* Start Entries shown *

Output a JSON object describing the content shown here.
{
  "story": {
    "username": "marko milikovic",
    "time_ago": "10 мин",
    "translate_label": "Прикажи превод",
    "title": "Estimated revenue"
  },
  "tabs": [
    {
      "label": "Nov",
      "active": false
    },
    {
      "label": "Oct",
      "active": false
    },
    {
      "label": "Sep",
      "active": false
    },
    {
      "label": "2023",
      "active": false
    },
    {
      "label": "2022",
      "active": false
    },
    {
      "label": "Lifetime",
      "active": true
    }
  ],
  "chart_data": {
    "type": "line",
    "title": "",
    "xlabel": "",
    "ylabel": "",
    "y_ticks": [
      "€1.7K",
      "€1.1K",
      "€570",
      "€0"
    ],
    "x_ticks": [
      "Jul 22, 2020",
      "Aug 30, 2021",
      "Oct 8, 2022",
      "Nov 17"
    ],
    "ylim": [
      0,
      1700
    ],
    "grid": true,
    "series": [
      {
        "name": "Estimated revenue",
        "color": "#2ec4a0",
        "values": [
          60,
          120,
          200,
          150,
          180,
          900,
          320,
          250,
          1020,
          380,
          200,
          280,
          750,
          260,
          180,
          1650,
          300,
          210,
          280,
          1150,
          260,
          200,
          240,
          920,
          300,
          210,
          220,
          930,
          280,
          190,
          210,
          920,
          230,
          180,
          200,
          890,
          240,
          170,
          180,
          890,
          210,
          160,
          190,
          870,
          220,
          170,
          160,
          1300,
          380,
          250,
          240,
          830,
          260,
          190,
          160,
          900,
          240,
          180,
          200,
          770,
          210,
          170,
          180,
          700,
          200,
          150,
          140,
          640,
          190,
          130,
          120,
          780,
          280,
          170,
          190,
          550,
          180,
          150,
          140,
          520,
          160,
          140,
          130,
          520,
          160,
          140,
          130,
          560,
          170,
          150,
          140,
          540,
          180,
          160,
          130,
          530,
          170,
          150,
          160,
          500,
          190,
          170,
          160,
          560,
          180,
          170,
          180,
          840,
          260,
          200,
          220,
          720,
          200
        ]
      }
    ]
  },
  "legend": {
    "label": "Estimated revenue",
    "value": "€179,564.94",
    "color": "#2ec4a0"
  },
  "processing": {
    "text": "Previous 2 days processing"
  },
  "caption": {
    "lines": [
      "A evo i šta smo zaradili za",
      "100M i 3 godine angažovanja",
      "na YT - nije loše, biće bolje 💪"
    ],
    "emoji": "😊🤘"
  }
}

* End Entries shown *

### Exercise goal
Nothing should be left out: repeat all of the data exactly.

### Exercise response
Output a JSON object describing the content shown here.
{
  "story": {
    "username": "marko milikovic",
    "time_ago": "10 мин",
    "translate_label": "Прикажи превод",
    "title": "Estimated revenue"
  },
  "tabs": [
    {
      "label": "Nov",
      "active": false
    },
    {
      "label": "Oct",
      "active": false
    },
    {
      "label": "Sep",
      "active": false
    },
    {
      "label": "2023",
      "active": false
    },
    {
      "label": "2022",
      "active": false
    },
    {
      "label": "Lifetime",
      "active": true
    }
  ],
  "chart_data": {
    "type": "line",
    "title": "",
    "xlabel": "",
    "ylabel": "",
    "y_ticks": [
      "€1.7K",
      "€1.1K",
      "€570",
      "€0"
    ],
    "x_ticks": [
      "Jul 22, 2020",
      "Aug 30, 2021",
      "Oct 8, 2022",
      "Nov 17"
    ],
    "ylim": [
      0,
      1700
    ],
    "grid": true,
    "series": [
      {
        "name": "Estimated revenue",
        "color": "#2ec4a0",
        "values": [
          60,
          120,
          200,
          150,
          180,
          900,
          320,
          250,
          1020,
          380,
          200,
          280,
          750,
          260,
          180,
          1650,
          300,
          210,
          280,
          1150,
          260,
          200,
          240,
          920,
          300,
          210,
          220,
          930,
          280,
          190,
          210,
          920,
          230,
          180,
          200,
          890,
          240,
          170,
          180,
          890,
          210,
          160,
          190,
          870,
          220,
          170,
          160,
          1300,
          380,
          250,
          240,
          830,
          260,
          190,
          160,
          900,
          240,
          180,
          200,
          770,
          210,
          170,
          180,
          700,
          200,
          150,
          140,
          640,
          190,
          130,
          120,
          780,
          280,
          170,
          190,
          550,
          180,
          150,
          140,
          520,
          160,
          140,
          130,
          520,
          160,
          140,
          130,
          560,
          170,
          150,
          140,
          540,
          180,
          160,
          130,
          530,
          170,
          150,
          160,
          500,
          190,
          170,
          160,
          560,
          180,
          170,
          180,
          840,
          260,
          200,
          220,
          720,
          200
        ]
      }
    ]
  },
  "legend": {
    "label": "Estimated revenue",
    "value": "€179,564.94",
    "color": "#2ec4a0"
  },
  "processing": {
    "text": "Previous 2 days processing"
  },
  "caption": {
    "lines": [
      "A evo i šta smo zaradili za",
      "100M i 3 godine angažovanja",
      "na YT - nije loše, biće bolje 💪"
    ],
    "emoji": "😊🤘"
  }
}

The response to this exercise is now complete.